Records from a collection:
§
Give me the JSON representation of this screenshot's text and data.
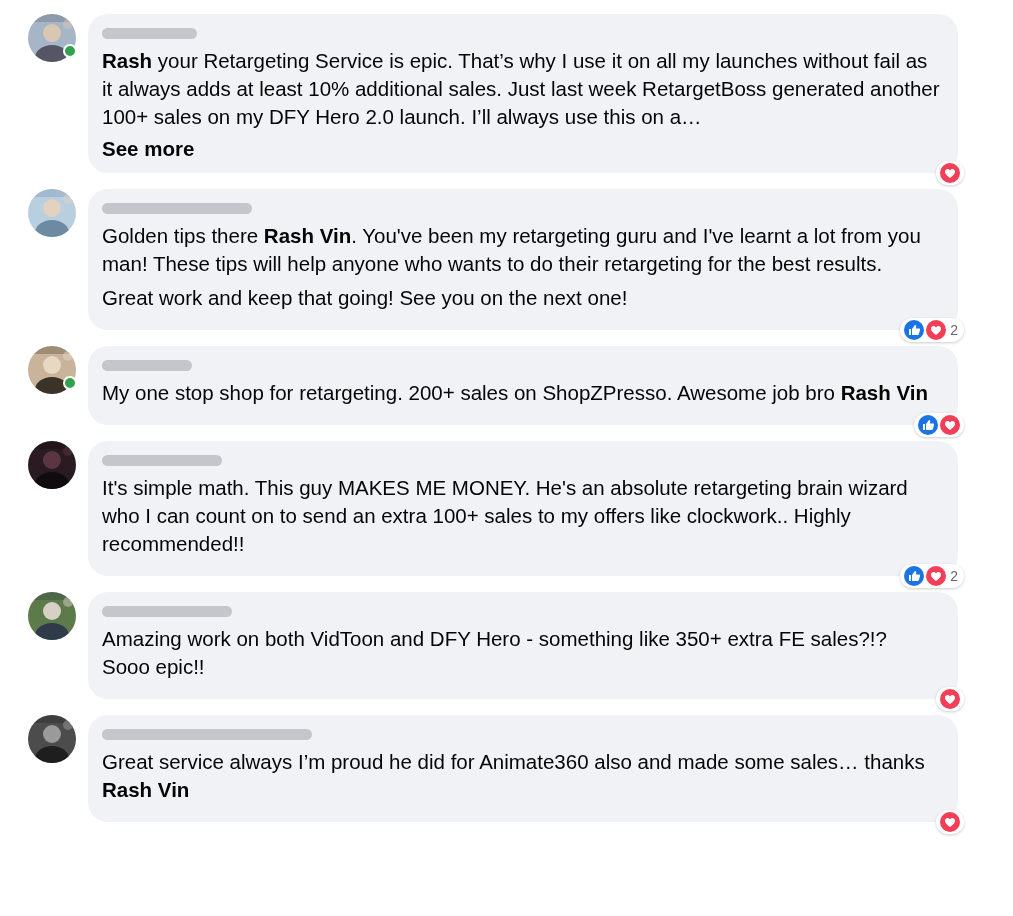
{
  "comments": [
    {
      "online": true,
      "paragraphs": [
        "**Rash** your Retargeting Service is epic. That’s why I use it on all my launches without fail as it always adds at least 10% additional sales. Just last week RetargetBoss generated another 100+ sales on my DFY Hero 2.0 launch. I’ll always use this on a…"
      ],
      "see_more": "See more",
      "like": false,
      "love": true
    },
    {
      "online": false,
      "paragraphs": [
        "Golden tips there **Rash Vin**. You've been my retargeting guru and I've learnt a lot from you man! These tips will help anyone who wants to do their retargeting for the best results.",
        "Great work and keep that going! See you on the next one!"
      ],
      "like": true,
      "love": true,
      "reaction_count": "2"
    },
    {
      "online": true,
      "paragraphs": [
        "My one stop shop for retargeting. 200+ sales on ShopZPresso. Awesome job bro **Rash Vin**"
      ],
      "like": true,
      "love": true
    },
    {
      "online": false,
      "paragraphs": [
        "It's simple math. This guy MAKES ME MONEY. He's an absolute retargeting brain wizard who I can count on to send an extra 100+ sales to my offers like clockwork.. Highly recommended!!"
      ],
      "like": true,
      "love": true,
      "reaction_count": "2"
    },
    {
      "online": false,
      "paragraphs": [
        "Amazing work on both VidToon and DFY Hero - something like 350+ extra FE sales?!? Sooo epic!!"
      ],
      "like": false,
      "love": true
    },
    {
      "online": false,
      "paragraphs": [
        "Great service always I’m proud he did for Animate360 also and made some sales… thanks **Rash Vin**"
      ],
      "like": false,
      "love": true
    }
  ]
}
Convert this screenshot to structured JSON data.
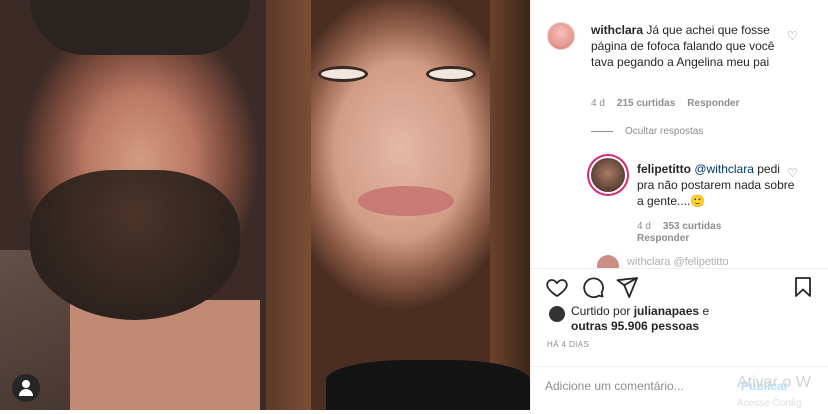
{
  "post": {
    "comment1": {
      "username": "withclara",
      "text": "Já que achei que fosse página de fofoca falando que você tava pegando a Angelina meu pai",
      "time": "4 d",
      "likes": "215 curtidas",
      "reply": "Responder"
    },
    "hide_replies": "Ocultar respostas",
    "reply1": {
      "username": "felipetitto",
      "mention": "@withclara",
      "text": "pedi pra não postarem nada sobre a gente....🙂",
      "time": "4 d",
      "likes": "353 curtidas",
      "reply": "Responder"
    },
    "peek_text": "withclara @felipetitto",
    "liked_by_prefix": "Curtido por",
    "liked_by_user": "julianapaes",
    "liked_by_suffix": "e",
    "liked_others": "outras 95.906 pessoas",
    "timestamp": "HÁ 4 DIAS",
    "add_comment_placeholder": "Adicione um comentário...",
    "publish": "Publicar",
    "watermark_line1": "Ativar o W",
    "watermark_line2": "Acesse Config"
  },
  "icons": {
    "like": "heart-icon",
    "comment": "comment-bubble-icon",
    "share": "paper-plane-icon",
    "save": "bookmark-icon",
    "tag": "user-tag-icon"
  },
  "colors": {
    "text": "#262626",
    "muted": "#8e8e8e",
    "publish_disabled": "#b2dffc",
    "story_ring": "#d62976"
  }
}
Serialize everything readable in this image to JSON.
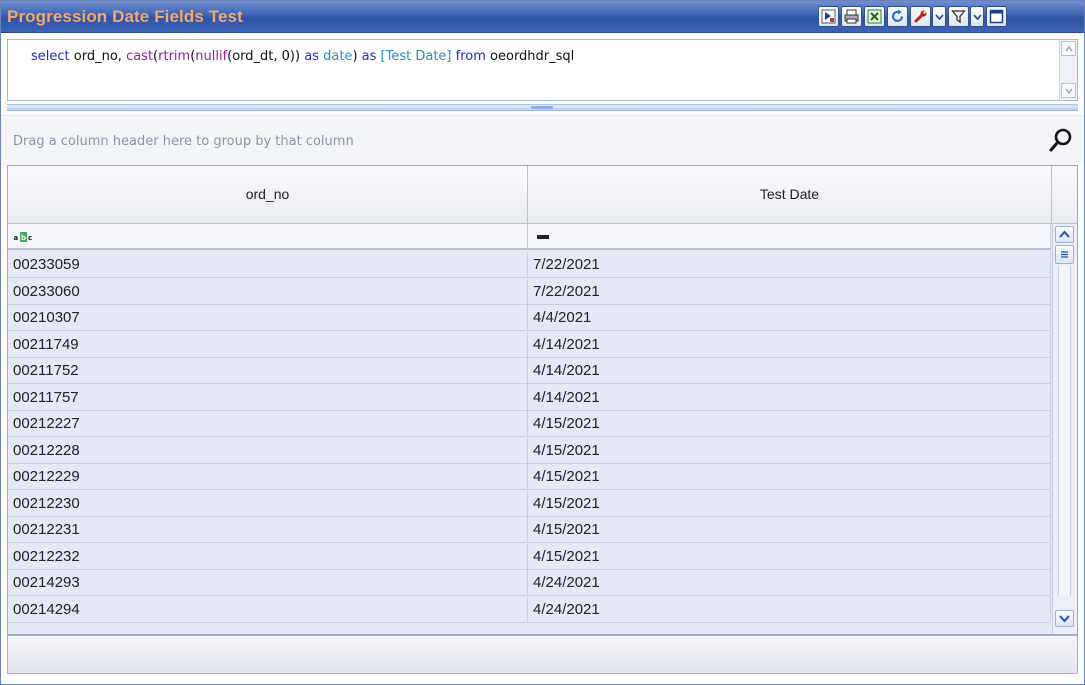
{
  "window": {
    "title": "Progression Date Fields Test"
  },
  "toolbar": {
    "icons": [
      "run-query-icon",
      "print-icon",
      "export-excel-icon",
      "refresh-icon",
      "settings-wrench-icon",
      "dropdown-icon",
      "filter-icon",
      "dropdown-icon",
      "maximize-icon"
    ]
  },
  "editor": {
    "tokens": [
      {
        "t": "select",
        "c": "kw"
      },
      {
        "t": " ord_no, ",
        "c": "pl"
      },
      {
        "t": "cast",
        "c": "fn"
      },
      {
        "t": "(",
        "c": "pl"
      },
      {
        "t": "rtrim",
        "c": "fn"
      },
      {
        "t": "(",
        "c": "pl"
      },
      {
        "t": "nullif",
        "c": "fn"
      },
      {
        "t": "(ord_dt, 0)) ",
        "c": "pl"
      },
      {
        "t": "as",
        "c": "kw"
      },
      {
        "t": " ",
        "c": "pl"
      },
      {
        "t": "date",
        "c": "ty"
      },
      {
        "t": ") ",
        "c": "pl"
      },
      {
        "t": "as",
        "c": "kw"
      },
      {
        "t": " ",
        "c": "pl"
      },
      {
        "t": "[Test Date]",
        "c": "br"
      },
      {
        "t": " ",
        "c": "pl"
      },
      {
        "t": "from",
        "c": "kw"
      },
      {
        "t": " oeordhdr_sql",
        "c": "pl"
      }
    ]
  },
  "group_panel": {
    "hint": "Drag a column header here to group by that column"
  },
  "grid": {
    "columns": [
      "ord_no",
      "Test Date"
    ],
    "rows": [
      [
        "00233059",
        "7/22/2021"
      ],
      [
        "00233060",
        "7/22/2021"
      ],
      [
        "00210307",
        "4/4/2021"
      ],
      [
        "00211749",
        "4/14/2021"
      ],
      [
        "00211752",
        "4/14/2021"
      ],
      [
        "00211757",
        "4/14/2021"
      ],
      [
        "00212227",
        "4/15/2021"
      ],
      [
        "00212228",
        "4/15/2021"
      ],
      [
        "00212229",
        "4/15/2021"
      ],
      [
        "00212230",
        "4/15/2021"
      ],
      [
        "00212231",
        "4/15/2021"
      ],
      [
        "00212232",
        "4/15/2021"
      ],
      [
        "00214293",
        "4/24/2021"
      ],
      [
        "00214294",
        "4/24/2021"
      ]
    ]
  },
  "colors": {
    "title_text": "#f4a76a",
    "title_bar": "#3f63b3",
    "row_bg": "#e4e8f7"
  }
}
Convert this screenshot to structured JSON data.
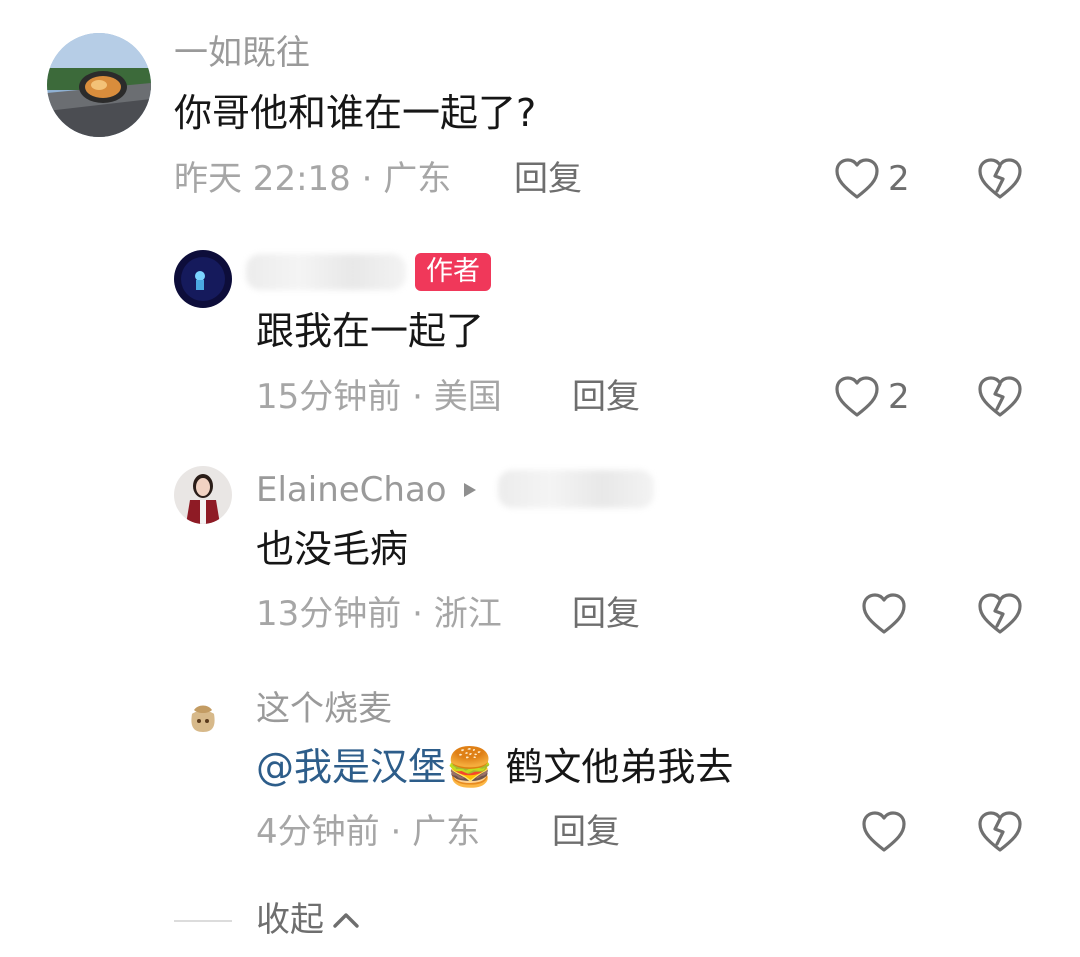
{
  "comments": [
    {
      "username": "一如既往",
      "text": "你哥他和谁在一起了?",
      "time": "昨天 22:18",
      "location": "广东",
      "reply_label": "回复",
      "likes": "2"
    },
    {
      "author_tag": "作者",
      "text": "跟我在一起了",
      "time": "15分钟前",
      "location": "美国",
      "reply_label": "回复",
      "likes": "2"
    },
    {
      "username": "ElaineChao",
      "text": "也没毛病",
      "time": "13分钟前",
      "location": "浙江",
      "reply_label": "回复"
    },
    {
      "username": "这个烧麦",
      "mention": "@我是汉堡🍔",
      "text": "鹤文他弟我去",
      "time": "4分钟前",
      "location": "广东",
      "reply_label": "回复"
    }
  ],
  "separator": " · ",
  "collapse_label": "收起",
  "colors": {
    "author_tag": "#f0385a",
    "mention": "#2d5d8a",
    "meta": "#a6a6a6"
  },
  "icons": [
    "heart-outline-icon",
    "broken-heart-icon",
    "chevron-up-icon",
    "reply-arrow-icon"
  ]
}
§
- [Objective]: Exclude the images, then output the data above word for word.

- [Completed task]:
Give me the JSON representation of this screenshot's text and data.
{
  "comments": [
    {
      "online": true,
      "paragraphs": [
        "**Rash** your Retargeting Service is epic. That’s why I use it on all my launches without fail as it always adds at least 10% additional sales. Just last week RetargetBoss generated another 100+ sales on my DFY Hero 2.0 launch. I’ll always use this on a…"
      ],
      "see_more": "See more",
      "like": false,
      "love": true
    },
    {
      "online": false,
      "paragraphs": [
        "Golden tips there **Rash Vin**. You've been my retargeting guru and I've learnt a lot from you man! These tips will help anyone who wants to do their retargeting for the best results.",
        "Great work and keep that going! See you on the next one!"
      ],
      "like": true,
      "love": true,
      "reaction_count": "2"
    },
    {
      "online": true,
      "paragraphs": [
        "My one stop shop for retargeting. 200+ sales on ShopZPresso. Awesome job bro **Rash Vin**"
      ],
      "like": true,
      "love": true
    },
    {
      "online": false,
      "paragraphs": [
        "It's simple math. This guy MAKES ME MONEY. He's an absolute retargeting brain wizard who I can count on to send an extra 100+ sales to my offers like clockwork.. Highly recommended!!"
      ],
      "like": true,
      "love": true,
      "reaction_count": "2"
    },
    {
      "online": false,
      "paragraphs": [
        "Amazing work on both VidToon and DFY Hero - something like 350+ extra FE sales?!? Sooo epic!!"
      ],
      "like": false,
      "love": true
    },
    {
      "online": false,
      "paragraphs": [
        "Great service always I’m proud he did for Animate360 also and made some sales… thanks **Rash Vin**"
      ],
      "like": false,
      "love": true
    }
  ]
}
Convert this screenshot to structured JSON data.
{
  "post": {
    "comment1": {
      "username": "withclara",
      "text": "Já que achei que fosse página de fofoca falando que você tava pegando a Angelina meu pai",
      "time": "4 d",
      "likes": "215 curtidas",
      "reply": "Responder"
    },
    "hide_replies": "Ocultar respostas",
    "reply1": {
      "username": "felipetitto",
      "mention": "@withclara",
      "text": "pedi pra não postarem nada sobre a gente....🙂",
      "time": "4 d",
      "likes": "353 curtidas",
      "reply": "Responder"
    },
    "peek_text": "withclara @felipetitto",
    "liked_by_prefix": "Curtido por",
    "liked_by_user": "julianapaes",
    "liked_by_suffix": "e",
    "liked_others": "outras 95.906 pessoas",
    "timestamp": "HÁ 4 DIAS",
    "add_comment_placeholder": "Adicione um comentário...",
    "publish": "Publicar",
    "watermark_line1": "Ativar o W",
    "watermark_line2": "Acesse Config"
  },
  "icons": {
    "like": "heart-icon",
    "comment": "comment-bubble-icon",
    "share": "paper-plane-icon",
    "save": "bookmark-icon",
    "tag": "user-tag-icon"
  },
  "colors": {
    "text": "#262626",
    "muted": "#8e8e8e",
    "publish_disabled": "#b2dffc",
    "story_ring": "#d62976"
  }
}
Serialize everything readable in this image to JSON.
{
  "window": {
    "title": "Progression Date Fields Test"
  },
  "toolbar": {
    "icons": [
      "run-query-icon",
      "print-icon",
      "export-excel-icon",
      "refresh-icon",
      "settings-wrench-icon",
      "dropdown-icon",
      "filter-icon",
      "dropdown-icon",
      "maximize-icon"
    ]
  },
  "editor": {
    "tokens": [
      {
        "t": "select",
        "c": "kw"
      },
      {
        "t": " ord_no, ",
        "c": "pl"
      },
      {
        "t": "cast",
        "c": "fn"
      },
      {
        "t": "(",
        "c": "pl"
      },
      {
        "t": "rtrim",
        "c": "fn"
      },
      {
        "t": "(",
        "c": "pl"
      },
      {
        "t": "nullif",
        "c": "fn"
      },
      {
        "t": "(ord_dt, 0)) ",
        "c": "pl"
      },
      {
        "t": "as",
        "c": "kw"
      },
      {
        "t": " ",
        "c": "pl"
      },
      {
        "t": "date",
        "c": "ty"
      },
      {
        "t": ") ",
        "c": "pl"
      },
      {
        "t": "as",
        "c": "kw"
      },
      {
        "t": " ",
        "c": "pl"
      },
      {
        "t": "[Test Date]",
        "c": "br"
      },
      {
        "t": " ",
        "c": "pl"
      },
      {
        "t": "from",
        "c": "kw"
      },
      {
        "t": " oeordhdr_sql",
        "c": "pl"
      }
    ]
  },
  "group_panel": {
    "hint": "Drag a column header here to group by that column"
  },
  "grid": {
    "columns": [
      "ord_no",
      "Test Date"
    ],
    "rows": [
      [
        "00233059",
        "7/22/2021"
      ],
      [
        "00233060",
        "7/22/2021"
      ],
      [
        "00210307",
        "4/4/2021"
      ],
      [
        "00211749",
        "4/14/2021"
      ],
      [
        "00211752",
        "4/14/2021"
      ],
      [
        "00211757",
        "4/14/2021"
      ],
      [
        "00212227",
        "4/15/2021"
      ],
      [
        "00212228",
        "4/15/2021"
      ],
      [
        "00212229",
        "4/15/2021"
      ],
      [
        "00212230",
        "4/15/2021"
      ],
      [
        "00212231",
        "4/15/2021"
      ],
      [
        "00212232",
        "4/15/2021"
      ],
      [
        "00214293",
        "4/24/2021"
      ],
      [
        "00214294",
        "4/24/2021"
      ]
    ]
  },
  "colors": {
    "title_text": "#f4a76a",
    "title_bar": "#3f63b3",
    "row_bg": "#e4e8f7"
  }
}
Convert this screenshot to structured JSON data.
{
  "comments": [
    {
      "username": "一如既往",
      "text": "你哥他和谁在一起了?",
      "time": "昨天 22:18",
      "location": "广东",
      "reply_label": "回复",
      "likes": "2"
    },
    {
      "author_tag": "作者",
      "text": "跟我在一起了",
      "time": "15分钟前",
      "location": "美国",
      "reply_label": "回复",
      "likes": "2"
    },
    {
      "username": "ElaineChao",
      "text": "也没毛病",
      "time": "13分钟前",
      "location": "浙江",
      "reply_label": "回复"
    },
    {
      "username": "这个烧麦",
      "mention": "@我是汉堡🍔",
      "text": "鹤文他弟我去",
      "time": "4分钟前",
      "location": "广东",
      "reply_label": "回复"
    }
  ],
  "separator": " · ",
  "collapse_label": "收起",
  "colors": {
    "author_tag": "#f0385a",
    "mention": "#2d5d8a",
    "meta": "#a6a6a6"
  },
  "icons": [
    "heart-outline-icon",
    "broken-heart-icon",
    "chevron-up-icon",
    "reply-arrow-icon"
  ]
}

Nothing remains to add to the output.